Dataset entries:
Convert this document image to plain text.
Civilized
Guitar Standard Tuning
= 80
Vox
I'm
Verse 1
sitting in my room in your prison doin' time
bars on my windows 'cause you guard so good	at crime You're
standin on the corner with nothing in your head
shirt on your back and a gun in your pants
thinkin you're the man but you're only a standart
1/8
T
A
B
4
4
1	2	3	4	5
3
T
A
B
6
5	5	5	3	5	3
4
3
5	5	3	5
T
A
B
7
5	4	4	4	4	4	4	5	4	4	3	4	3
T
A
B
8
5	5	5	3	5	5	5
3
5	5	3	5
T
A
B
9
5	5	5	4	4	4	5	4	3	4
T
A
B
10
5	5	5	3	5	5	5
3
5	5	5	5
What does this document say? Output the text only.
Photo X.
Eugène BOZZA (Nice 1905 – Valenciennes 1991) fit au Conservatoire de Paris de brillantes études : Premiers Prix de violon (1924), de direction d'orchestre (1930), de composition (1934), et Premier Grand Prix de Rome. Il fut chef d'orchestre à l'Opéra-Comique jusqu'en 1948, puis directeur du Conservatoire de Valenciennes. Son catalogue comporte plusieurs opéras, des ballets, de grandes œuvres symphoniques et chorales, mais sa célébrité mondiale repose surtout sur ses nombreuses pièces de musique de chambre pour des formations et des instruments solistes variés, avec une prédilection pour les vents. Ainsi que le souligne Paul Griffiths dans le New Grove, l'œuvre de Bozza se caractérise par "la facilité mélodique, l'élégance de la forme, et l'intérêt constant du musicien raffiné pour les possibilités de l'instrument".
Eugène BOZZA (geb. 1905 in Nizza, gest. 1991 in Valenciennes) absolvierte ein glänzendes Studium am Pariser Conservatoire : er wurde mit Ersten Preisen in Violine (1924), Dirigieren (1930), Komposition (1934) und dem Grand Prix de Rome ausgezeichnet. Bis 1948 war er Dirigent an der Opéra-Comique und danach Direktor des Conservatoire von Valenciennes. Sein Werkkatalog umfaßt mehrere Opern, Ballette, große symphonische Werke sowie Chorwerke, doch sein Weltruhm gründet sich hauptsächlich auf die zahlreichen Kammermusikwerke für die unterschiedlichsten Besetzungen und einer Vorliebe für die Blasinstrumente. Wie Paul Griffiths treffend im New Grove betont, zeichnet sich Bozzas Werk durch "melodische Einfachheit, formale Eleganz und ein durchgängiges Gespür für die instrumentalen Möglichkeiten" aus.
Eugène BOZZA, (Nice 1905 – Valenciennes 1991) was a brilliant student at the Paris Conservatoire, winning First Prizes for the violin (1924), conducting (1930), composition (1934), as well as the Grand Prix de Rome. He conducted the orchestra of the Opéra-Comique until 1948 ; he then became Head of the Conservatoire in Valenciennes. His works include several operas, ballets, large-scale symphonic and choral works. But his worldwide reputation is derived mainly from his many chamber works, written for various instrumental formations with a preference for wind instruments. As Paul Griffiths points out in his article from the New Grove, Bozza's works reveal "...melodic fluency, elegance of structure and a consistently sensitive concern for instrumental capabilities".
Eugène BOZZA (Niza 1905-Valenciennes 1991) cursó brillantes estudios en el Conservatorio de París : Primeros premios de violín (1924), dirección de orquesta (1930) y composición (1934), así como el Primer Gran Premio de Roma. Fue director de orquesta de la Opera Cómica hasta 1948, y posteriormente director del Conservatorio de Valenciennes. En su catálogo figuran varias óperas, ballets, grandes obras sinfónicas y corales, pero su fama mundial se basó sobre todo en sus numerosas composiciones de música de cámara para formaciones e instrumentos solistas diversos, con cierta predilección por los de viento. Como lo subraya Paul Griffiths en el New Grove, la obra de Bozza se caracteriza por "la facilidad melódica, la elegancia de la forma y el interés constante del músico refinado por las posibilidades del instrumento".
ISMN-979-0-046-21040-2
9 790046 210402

- **Required work**: Nothing should be changed: write out all of the data as is.

- **Finished task**:
Convert this document image to plain text.
Civilized
Guitar Standard Tuning
= 80
Vox
I'm
Verse 1
sitting in my room in your prison doin' time
bars on my windows 'cause you guard so good	at crime You're
standin on the corner with nothing in your head
shirt on your back and a gun in your pants
thinkin you're the man but you're only a standart
1/8
T
A
B
4
4
1	2	3	4	5
3
T
A
B
6
5	5	5	3	5	3
4
3
5	5	3	5
T
A
B
7
5	4	4	4	4	4	4	5	4	4	3	4	3
T
A
B
8
5	5	5	3	5	5	5
3
5	5	3	5
T
A
B
9
5	5	5	4	4	4	5	4	3	4
T
A
B
10
5	5	5	3	5	5	5
3
5	5	5	5
What does this document say? Output the text only.
Photo X.
Eugène BOZZA (Nice 1905 – Valenciennes 1991) fit au Conservatoire de Paris de brillantes études : Premiers Prix de violon (1924), de direction d'orchestre (1930), de composition (1934), et Premier Grand Prix de Rome. Il fut chef d'orchestre à l'Opéra-Comique jusqu'en 1948, puis directeur du Conservatoire de Valenciennes. Son catalogue comporte plusieurs opéras, des ballets, de grandes œuvres symphoniques et chorales, mais sa célébrité mondiale repose surtout sur ses nombreuses pièces de musique de chambre pour des formations et des instruments solistes variés, avec une prédilection pour les vents. Ainsi que le souligne Paul Griffiths dans le New Grove, l'œuvre de Bozza se caractérise par "la facilité mélodique, l'élégance de la forme, et l'intérêt constant du musicien raffiné pour les possibilités de l'instrument".
Eugène BOZZA (geb. 1905 in Nizza, gest. 1991 in Valenciennes) absolvierte ein glänzendes Studium am Pariser Conservatoire : er wurde mit Ersten Preisen in Violine (1924), Dirigieren (1930), Komposition (1934) und dem Grand Prix de Rome ausgezeichnet. Bis 1948 war er Dirigent an der Opéra-Comique und danach Direktor des Conservatoire von Valenciennes. Sein Werkkatalog umfaßt mehrere Opern, Ballette, große symphonische Werke sowie Chorwerke, doch sein Weltruhm gründet sich hauptsächlich auf die zahlreichen Kammermusikwerke für die unterschiedlichsten Besetzungen und einer Vorliebe für die Blasinstrumente. Wie Paul Griffiths treffend im New Grove betont, zeichnet sich Bozzas Werk durch "melodische Einfachheit, formale Eleganz und ein durchgängiges Gespür für die instrumentalen Möglichkeiten" aus.
Eugène BOZZA, (Nice 1905 – Valenciennes 1991) was a brilliant student at the Paris Conservatoire, winning First Prizes for the violin (1924), conducting (1930), composition (1934), as well as the Grand Prix de Rome. He conducted the orchestra of the Opéra-Comique until 1948 ; he then became Head of the Conservatoire in Valenciennes. His works include several operas, ballets, large-scale symphonic and choral works. But his worldwide reputation is derived mainly from his many chamber works, written for various instrumental formations with a preference for wind instruments. As Paul Griffiths points out in his article from the New Grove, Bozza's works reveal "...melodic fluency, elegance of structure and a consistently sensitive concern for instrumental capabilities".
Eugène BOZZA (Niza 1905-Valenciennes 1991) cursó brillantes estudios en el Conservatorio de París : Primeros premios de violín (1924), dirección de orquesta (1930) y composición (1934), así como el Primer Gran Premio de Roma. Fue director de orquesta de la Opera Cómica hasta 1948, y posteriormente director del Conservatorio de Valenciennes. En su catálogo figuran varias óperas, ballets, grandes obras sinfónicas y corales, pero su fama mundial se basó sobre todo en sus numerosas composiciones de música de cámara para formaciones e instrumentos solistas diversos, con cierta predilección por los de viento. Como lo subraya Paul Griffiths en el New Grove, la obra de Bozza se caracteriza por "la facilidad melódica, la elegancia de la forma y el interés constante del músico refinado por las posibilidades del instrumento".
ISMN-979-0-046-21040-2
9 790046 210402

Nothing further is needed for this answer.